Dataset records —
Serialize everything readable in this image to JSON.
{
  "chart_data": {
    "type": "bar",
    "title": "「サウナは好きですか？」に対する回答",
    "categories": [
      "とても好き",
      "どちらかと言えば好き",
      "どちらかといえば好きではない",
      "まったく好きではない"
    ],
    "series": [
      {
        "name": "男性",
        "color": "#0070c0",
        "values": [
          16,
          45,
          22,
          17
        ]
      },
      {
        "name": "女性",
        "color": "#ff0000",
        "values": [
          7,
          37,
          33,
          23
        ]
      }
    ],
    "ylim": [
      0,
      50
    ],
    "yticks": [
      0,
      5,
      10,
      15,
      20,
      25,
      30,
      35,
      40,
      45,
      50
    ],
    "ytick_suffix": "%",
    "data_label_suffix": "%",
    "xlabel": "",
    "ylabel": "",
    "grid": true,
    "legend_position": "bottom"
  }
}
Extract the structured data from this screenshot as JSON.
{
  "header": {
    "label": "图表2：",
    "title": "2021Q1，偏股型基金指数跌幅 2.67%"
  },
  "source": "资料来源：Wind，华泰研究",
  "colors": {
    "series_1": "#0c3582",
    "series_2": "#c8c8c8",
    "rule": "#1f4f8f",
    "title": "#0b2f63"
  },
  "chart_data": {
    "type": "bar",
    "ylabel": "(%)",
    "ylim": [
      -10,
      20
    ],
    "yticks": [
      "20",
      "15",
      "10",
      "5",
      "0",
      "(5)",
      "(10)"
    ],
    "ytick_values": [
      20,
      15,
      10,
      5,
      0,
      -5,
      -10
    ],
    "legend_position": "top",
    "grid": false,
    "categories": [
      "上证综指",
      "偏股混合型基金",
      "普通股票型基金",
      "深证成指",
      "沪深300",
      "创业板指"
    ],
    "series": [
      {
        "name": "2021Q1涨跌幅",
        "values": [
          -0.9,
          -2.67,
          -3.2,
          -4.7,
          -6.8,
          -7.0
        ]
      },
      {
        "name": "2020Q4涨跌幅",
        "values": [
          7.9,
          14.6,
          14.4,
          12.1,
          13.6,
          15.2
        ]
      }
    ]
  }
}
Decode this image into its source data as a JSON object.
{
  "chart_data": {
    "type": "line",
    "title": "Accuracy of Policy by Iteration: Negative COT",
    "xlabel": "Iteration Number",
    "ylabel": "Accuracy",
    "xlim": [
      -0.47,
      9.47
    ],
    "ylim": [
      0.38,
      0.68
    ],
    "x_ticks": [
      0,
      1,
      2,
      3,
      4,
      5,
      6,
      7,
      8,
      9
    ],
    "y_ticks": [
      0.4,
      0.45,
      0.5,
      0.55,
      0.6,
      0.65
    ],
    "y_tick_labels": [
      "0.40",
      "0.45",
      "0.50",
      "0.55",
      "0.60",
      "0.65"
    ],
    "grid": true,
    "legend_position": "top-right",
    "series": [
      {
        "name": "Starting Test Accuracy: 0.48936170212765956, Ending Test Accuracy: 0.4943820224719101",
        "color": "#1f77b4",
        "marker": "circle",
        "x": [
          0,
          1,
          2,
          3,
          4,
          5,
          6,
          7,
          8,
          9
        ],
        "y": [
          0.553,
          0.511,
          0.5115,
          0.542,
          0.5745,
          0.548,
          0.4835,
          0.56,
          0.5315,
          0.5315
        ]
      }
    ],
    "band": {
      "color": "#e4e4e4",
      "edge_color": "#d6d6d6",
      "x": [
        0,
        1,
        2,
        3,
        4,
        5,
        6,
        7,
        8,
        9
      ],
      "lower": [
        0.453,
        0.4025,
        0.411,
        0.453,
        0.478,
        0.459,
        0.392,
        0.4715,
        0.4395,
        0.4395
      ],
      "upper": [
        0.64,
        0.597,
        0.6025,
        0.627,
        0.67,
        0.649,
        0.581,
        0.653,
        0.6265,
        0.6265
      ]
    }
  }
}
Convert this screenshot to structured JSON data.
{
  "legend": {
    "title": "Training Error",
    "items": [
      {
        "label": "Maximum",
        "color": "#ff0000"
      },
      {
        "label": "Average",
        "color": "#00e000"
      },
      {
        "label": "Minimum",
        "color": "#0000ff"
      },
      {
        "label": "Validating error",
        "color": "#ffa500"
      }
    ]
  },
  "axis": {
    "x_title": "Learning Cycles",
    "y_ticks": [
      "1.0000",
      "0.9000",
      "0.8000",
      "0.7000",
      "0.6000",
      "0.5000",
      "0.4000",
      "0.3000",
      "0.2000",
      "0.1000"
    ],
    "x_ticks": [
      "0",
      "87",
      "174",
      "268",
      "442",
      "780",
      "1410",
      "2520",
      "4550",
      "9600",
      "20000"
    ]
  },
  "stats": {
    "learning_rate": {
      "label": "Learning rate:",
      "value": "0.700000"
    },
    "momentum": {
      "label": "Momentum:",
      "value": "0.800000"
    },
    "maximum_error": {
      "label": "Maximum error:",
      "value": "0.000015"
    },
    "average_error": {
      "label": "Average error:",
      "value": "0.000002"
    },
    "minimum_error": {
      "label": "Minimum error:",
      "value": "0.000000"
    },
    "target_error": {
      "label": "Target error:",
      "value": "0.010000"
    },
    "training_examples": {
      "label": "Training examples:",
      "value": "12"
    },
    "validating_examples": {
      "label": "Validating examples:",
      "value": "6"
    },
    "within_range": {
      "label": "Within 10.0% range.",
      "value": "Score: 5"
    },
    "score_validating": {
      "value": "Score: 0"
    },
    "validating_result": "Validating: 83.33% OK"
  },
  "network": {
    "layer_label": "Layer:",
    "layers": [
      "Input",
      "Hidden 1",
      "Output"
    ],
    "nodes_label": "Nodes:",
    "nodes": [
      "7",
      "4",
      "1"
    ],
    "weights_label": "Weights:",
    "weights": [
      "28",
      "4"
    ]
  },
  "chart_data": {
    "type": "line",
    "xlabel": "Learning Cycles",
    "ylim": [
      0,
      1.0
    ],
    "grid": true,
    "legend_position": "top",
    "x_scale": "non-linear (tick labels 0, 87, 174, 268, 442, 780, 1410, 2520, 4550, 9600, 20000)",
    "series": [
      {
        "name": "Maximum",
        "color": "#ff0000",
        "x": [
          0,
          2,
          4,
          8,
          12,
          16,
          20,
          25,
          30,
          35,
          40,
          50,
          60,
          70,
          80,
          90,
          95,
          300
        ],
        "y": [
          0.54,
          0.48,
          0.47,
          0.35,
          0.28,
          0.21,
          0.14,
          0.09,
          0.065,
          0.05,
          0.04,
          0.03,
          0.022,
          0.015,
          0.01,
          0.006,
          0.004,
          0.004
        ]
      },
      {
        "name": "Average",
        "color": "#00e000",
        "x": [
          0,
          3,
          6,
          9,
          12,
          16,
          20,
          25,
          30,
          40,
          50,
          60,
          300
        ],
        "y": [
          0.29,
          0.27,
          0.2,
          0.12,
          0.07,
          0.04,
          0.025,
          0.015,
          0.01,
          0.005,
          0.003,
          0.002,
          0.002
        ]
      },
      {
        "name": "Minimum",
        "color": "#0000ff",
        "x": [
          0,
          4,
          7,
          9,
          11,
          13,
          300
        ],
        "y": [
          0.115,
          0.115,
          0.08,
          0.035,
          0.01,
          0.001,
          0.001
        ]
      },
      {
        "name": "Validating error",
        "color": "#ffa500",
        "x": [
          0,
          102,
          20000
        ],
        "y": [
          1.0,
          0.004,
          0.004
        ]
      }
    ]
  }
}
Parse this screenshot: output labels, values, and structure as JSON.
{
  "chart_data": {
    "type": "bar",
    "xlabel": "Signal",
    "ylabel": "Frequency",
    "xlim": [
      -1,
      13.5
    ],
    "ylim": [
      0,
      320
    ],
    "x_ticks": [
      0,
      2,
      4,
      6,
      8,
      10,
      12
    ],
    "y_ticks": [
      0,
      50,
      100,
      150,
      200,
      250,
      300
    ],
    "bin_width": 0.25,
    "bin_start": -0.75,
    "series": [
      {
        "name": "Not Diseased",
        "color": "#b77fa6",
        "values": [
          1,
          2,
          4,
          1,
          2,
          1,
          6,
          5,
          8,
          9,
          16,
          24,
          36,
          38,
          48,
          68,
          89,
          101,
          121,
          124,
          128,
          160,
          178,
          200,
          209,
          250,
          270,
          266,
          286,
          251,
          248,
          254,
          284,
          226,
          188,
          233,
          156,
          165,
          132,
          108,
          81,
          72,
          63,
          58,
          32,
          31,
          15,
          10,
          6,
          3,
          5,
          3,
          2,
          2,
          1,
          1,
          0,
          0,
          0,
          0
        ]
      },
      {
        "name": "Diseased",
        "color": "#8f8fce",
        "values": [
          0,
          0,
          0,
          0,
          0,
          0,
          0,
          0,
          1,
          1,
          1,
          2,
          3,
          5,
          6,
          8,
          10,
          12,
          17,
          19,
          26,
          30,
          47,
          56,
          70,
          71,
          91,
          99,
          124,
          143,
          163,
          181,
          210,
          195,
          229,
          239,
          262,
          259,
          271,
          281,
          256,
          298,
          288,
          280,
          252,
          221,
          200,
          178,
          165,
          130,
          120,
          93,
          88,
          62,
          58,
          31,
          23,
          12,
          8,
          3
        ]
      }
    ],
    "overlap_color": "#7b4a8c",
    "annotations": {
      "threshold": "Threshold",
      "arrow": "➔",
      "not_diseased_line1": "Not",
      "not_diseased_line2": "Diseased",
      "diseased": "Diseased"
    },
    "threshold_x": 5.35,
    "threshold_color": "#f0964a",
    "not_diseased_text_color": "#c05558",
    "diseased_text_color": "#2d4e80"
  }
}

Problem details —
Say how many lines of the material contain the word "screenshot", with no other text.

Correct output —
3